Reproduce each line from the records that holds "name".

┌────────

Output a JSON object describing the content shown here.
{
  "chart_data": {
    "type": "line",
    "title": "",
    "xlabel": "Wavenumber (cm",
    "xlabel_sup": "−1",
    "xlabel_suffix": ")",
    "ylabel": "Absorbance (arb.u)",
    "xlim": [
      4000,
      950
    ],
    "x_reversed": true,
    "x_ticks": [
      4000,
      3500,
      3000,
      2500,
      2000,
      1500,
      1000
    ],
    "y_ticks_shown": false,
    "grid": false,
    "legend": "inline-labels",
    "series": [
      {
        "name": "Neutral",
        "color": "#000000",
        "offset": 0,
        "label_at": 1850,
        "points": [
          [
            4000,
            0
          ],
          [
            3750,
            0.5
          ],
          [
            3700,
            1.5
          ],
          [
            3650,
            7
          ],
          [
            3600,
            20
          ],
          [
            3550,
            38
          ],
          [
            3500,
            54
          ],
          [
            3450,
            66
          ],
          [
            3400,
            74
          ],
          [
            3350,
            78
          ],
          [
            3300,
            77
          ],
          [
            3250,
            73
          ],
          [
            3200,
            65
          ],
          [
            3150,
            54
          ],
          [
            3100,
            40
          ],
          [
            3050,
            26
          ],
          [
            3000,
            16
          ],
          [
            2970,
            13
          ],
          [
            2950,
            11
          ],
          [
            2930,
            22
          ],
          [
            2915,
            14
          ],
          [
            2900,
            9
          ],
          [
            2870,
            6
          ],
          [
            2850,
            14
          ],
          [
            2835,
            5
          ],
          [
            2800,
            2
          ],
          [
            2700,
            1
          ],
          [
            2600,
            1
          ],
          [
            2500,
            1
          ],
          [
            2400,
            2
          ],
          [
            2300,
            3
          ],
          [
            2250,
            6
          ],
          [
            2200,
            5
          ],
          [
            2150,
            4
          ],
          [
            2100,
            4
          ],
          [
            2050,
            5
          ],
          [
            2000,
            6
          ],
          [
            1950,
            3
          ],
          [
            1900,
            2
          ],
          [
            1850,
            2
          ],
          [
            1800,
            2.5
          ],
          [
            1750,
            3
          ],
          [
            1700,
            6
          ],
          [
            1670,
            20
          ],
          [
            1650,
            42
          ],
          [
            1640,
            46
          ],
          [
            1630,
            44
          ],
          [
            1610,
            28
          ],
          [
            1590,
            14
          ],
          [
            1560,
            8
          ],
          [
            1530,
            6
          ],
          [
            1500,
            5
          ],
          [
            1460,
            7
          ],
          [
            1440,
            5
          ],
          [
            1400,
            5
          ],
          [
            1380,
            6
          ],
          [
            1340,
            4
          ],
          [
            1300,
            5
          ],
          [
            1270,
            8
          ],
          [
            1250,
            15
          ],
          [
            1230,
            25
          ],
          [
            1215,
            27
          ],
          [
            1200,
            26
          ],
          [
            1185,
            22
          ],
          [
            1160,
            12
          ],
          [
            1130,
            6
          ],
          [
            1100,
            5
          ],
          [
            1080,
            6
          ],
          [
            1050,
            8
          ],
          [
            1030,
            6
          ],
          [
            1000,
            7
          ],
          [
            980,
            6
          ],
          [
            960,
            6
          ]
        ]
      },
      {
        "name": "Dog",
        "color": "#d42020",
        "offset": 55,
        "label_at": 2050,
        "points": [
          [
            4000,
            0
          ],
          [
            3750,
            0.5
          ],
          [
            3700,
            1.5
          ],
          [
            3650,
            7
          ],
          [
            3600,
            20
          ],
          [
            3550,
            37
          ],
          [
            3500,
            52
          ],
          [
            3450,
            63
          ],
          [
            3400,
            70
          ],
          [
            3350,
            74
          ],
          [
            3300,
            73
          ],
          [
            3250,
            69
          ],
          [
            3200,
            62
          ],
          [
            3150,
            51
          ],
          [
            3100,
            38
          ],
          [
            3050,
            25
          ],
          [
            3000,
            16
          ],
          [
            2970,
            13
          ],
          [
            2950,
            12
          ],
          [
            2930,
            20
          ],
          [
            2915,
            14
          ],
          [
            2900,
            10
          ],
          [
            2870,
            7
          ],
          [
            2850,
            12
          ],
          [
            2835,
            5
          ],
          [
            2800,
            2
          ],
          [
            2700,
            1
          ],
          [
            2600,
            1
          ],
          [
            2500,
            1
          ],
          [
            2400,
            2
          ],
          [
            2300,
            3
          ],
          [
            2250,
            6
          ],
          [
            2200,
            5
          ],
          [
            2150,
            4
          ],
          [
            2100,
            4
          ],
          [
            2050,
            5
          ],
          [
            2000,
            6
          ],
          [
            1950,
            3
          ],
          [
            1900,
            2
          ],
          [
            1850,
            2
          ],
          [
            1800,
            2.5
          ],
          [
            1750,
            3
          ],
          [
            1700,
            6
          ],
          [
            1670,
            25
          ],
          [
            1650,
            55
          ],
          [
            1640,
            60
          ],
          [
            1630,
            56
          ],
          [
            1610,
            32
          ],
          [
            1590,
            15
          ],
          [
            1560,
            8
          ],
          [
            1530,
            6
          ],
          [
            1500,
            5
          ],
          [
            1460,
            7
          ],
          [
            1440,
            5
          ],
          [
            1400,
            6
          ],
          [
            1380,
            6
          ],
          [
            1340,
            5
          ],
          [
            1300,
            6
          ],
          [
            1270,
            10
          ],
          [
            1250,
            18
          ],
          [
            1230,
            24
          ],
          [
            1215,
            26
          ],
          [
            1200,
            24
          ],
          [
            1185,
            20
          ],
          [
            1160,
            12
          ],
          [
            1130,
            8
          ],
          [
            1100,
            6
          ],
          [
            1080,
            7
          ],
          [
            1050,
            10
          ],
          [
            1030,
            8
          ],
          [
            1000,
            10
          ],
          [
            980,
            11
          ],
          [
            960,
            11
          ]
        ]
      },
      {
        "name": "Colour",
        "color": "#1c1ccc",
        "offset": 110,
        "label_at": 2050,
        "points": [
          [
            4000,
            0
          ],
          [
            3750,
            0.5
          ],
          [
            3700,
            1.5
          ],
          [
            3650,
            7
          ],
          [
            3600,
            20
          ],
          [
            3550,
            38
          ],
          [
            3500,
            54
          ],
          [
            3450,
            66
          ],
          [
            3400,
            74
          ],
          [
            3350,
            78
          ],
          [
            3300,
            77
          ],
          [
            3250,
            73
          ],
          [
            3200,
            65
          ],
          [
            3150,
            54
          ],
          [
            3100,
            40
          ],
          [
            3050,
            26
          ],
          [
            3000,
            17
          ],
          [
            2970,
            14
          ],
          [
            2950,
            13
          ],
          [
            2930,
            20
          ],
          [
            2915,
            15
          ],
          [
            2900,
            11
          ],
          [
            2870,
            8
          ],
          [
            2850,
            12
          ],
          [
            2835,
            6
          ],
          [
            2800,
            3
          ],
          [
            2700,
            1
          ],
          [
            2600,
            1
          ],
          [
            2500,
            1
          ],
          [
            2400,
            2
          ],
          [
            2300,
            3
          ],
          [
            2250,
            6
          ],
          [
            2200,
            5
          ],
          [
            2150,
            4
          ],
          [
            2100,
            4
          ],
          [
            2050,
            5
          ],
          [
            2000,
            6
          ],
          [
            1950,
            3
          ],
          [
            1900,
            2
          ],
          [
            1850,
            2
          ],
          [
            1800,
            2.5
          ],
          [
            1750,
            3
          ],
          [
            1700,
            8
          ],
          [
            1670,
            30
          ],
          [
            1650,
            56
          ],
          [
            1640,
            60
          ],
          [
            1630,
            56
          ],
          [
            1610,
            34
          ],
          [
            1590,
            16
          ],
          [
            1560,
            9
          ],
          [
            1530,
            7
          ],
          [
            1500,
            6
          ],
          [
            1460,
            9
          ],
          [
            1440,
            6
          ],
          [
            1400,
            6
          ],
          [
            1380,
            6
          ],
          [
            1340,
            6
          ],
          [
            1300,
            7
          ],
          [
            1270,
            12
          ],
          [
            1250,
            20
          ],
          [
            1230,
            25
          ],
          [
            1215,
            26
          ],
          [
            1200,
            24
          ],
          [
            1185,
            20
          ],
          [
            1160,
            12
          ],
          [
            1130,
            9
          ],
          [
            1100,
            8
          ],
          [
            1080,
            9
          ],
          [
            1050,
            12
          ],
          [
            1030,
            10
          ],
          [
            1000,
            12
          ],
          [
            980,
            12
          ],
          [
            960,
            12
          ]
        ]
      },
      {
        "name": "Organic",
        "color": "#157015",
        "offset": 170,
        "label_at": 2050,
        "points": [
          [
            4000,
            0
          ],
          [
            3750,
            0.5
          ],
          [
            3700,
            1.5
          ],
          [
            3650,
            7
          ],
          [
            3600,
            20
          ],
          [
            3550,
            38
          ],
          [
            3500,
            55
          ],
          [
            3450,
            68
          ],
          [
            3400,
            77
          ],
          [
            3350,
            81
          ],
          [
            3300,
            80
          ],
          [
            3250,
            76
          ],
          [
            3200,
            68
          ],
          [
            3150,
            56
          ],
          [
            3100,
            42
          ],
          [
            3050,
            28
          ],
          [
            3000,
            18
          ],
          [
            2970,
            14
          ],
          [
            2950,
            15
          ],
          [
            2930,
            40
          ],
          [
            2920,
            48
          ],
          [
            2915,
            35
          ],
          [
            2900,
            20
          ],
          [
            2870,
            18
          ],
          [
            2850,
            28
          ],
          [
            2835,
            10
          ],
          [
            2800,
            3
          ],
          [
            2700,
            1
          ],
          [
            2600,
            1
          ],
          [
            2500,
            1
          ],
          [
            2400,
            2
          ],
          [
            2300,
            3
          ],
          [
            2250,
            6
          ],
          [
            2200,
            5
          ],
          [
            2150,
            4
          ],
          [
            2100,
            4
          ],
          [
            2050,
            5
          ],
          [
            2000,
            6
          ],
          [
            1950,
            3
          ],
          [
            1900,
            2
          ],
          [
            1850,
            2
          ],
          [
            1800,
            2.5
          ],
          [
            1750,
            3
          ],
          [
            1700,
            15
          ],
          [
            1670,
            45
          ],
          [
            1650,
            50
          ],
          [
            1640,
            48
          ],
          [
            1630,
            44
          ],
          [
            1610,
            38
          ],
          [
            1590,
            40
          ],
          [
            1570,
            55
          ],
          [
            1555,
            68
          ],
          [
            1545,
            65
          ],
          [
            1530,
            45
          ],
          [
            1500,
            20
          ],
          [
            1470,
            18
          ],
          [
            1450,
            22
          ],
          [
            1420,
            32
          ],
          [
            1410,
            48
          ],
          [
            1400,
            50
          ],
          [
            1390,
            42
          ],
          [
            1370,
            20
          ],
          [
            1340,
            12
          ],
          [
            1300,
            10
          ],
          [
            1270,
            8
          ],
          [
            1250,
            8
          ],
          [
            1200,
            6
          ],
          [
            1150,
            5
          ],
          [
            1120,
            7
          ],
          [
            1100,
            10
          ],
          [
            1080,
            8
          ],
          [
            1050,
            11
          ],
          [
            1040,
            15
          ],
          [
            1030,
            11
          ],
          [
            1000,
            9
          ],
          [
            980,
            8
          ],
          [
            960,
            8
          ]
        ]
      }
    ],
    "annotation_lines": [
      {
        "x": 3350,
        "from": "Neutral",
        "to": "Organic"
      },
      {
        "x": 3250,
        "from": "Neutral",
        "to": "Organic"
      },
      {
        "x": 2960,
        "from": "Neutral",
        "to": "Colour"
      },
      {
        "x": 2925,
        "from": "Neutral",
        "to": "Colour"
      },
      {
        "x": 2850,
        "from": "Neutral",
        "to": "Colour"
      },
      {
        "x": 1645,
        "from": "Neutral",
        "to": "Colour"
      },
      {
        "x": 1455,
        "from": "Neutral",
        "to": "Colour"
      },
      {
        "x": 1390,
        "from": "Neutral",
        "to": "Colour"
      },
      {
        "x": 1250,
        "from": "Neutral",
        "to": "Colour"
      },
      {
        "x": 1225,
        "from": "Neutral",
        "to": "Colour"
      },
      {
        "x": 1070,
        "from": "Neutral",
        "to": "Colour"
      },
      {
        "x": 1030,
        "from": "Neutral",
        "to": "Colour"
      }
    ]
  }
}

└────────
┌────────

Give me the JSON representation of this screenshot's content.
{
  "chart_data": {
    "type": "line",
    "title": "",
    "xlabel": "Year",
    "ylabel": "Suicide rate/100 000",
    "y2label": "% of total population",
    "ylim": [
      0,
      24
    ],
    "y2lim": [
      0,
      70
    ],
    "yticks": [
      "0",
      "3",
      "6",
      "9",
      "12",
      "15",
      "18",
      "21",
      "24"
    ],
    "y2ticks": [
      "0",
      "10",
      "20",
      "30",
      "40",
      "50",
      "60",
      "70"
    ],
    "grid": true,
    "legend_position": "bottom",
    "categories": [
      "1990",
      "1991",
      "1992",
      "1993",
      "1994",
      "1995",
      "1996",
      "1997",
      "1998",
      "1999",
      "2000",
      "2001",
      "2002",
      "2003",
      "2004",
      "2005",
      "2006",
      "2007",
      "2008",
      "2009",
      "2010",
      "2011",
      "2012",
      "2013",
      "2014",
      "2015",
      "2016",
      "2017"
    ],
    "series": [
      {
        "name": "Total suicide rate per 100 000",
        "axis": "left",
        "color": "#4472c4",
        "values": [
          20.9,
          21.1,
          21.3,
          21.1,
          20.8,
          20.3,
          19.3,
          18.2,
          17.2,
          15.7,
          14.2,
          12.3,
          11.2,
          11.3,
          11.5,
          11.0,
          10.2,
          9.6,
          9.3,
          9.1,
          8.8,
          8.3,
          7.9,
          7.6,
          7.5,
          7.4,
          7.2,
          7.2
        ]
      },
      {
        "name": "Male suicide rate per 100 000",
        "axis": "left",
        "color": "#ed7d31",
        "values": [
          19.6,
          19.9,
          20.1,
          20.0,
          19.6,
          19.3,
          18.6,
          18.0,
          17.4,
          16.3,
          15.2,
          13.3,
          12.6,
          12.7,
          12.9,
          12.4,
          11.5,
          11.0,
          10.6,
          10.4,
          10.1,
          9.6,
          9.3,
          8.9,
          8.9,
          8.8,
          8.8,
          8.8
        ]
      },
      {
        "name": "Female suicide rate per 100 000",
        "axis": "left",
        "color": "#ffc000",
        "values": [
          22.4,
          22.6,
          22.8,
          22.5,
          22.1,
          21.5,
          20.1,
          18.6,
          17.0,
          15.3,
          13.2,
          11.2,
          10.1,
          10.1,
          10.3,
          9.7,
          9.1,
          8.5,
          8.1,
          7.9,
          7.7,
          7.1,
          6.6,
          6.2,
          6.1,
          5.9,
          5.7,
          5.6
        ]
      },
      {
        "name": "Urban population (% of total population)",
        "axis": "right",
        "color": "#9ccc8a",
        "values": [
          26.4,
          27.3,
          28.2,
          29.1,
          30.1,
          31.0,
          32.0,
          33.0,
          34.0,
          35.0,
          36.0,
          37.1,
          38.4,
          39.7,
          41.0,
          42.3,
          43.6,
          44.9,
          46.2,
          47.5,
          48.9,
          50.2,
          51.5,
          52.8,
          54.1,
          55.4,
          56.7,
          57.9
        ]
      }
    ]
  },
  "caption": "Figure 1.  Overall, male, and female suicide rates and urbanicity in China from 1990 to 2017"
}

└────────

→ Written solution
        "name": "Neutral",
        "name": "Dog",
        "name": "Colour",
        "name": "Organic",
        "name": "Total suicide rate per 100 000",
        "name": "Male suicide rate per 100 000",
        "name": "Female suicide rate per 100 000",
        "name": "Urban population (% of total population)",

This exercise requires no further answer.